> **DATASET EXTRACT**:

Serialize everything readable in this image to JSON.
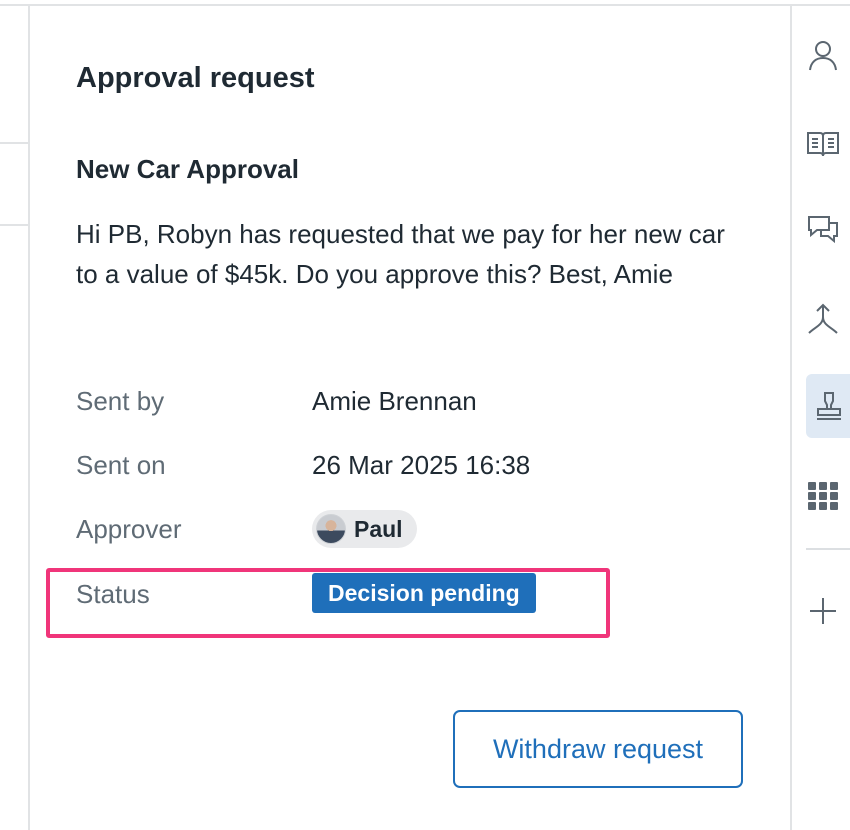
{
  "panel": {
    "title": "Approval request",
    "request_title": "New Car Approval",
    "request_body": "Hi PB, Robyn has requested that we pay for her new car to a value of $45k. Do you approve this? Best, Amie"
  },
  "details": {
    "sent_by_label": "Sent by",
    "sent_by_value": "Amie Brennan",
    "sent_on_label": "Sent on",
    "sent_on_value": "26 Mar 2025 16:38",
    "approver_label": "Approver",
    "approver_name": "Paul",
    "status_label": "Status",
    "status_value": "Decision pending"
  },
  "actions": {
    "withdraw_label": "Withdraw request"
  },
  "rail": {
    "icons": [
      "person-icon",
      "book-icon",
      "chat-icon",
      "merge-icon",
      "stamp-icon",
      "apps-grid-icon",
      "plus-icon"
    ],
    "active": "stamp-icon"
  },
  "colors": {
    "accent": "#1f6fba",
    "highlight": "#f0357a",
    "active_rail_bg": "#dfe9f4"
  }
}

> **WHAT IS NEEDED**: Apart from the pictures, the entries above are to be repeated in full and exactly.

> **EXERCISE ANSWER**:
Serialize everything readable in this image to JSON.
{
  "panel": {
    "title": "Approval request",
    "request_title": "New Car Approval",
    "request_body": "Hi PB, Robyn has requested that we pay for her new car to a value of $45k. Do you approve this? Best, Amie"
  },
  "details": {
    "sent_by_label": "Sent by",
    "sent_by_value": "Amie Brennan",
    "sent_on_label": "Sent on",
    "sent_on_value": "26 Mar 2025 16:38",
    "approver_label": "Approver",
    "approver_name": "Paul",
    "status_label": "Status",
    "status_value": "Decision pending"
  },
  "actions": {
    "withdraw_label": "Withdraw request"
  },
  "rail": {
    "icons": [
      "person-icon",
      "book-icon",
      "chat-icon",
      "merge-icon",
      "stamp-icon",
      "apps-grid-icon",
      "plus-icon"
    ],
    "active": "stamp-icon"
  },
  "colors": {
    "accent": "#1f6fba",
    "highlight": "#f0357a",
    "active_rail_bg": "#dfe9f4"
  }
}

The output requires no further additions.